# Task statement
Copy the records from the start through the line containing "523, 588, 549]", inclusive, and replace "Build report" with "Generate report" while leaving everything else unchanged.

# Record extracts
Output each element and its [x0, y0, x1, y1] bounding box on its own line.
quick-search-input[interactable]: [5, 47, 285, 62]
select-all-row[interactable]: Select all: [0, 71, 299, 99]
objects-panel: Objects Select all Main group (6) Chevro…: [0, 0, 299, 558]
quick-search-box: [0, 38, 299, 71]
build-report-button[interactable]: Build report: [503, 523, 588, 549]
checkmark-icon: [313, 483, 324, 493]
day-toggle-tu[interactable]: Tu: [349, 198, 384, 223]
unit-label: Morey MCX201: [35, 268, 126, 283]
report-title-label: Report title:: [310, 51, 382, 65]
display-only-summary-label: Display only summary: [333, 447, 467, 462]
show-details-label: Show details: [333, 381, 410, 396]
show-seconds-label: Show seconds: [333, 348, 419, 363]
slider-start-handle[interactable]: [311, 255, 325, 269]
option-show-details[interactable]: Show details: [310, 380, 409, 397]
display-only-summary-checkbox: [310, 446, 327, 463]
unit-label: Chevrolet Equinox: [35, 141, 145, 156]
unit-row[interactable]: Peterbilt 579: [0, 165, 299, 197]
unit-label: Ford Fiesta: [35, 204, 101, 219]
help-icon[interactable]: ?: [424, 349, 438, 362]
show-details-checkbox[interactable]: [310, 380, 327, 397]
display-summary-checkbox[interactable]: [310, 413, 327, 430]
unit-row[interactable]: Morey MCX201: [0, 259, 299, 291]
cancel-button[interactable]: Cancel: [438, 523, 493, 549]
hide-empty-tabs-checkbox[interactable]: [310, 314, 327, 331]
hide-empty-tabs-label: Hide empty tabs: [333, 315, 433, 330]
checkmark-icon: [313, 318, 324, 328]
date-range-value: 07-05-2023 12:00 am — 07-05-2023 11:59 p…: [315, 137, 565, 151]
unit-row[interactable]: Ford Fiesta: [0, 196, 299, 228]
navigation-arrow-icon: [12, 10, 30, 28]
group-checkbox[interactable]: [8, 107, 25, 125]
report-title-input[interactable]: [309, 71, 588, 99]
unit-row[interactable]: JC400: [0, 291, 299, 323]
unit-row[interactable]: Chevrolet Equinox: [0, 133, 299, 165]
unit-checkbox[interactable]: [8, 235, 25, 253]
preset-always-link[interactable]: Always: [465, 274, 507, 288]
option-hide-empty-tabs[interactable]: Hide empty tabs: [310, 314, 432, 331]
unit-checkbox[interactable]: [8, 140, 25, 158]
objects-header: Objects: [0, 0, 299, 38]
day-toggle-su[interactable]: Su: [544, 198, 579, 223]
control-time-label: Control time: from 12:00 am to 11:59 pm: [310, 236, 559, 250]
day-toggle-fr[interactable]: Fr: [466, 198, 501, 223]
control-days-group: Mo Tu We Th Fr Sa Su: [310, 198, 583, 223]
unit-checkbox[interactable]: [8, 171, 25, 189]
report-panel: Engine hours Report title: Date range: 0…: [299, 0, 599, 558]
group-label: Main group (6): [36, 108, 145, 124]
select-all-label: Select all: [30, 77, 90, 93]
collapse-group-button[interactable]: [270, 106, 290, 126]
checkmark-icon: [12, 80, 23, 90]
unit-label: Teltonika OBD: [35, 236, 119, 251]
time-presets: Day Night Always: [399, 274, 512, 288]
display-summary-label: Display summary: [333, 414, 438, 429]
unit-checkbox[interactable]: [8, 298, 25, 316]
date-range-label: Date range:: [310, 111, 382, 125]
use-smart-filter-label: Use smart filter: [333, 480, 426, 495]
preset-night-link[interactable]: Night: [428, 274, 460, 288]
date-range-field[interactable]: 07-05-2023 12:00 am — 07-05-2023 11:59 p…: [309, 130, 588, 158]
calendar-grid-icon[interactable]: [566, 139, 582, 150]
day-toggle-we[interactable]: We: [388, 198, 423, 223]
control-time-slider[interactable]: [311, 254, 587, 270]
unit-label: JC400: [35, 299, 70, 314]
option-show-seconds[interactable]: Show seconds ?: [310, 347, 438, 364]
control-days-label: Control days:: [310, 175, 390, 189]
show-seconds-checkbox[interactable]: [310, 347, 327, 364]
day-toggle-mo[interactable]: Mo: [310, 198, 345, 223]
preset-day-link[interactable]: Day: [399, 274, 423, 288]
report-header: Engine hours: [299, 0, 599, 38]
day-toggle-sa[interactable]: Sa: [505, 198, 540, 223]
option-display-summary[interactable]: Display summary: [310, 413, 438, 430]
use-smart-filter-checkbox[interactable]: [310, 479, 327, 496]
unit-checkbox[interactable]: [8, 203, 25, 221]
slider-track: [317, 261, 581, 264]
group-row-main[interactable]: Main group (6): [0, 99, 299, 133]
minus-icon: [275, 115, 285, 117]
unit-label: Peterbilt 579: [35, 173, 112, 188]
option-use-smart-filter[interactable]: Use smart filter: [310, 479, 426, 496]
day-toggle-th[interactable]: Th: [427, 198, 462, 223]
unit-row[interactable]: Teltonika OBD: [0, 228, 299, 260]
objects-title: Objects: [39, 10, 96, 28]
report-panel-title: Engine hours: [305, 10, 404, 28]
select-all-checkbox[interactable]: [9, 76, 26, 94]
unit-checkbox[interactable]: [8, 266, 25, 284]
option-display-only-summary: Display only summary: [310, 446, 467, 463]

# Task solution
Output each element and its [x0, y0, x1, y1] bounding box on its own line.
quick-search-input[interactable]: [5, 47, 285, 62]
select-all-row[interactable]: Select all: [0, 71, 299, 99]
objects-panel: Objects Select all Main group (6) Chevro…: [0, 0, 299, 558]
quick-search-box: [0, 38, 299, 71]
build-report-button[interactable]: Generate report: [503, 523, 588, 549]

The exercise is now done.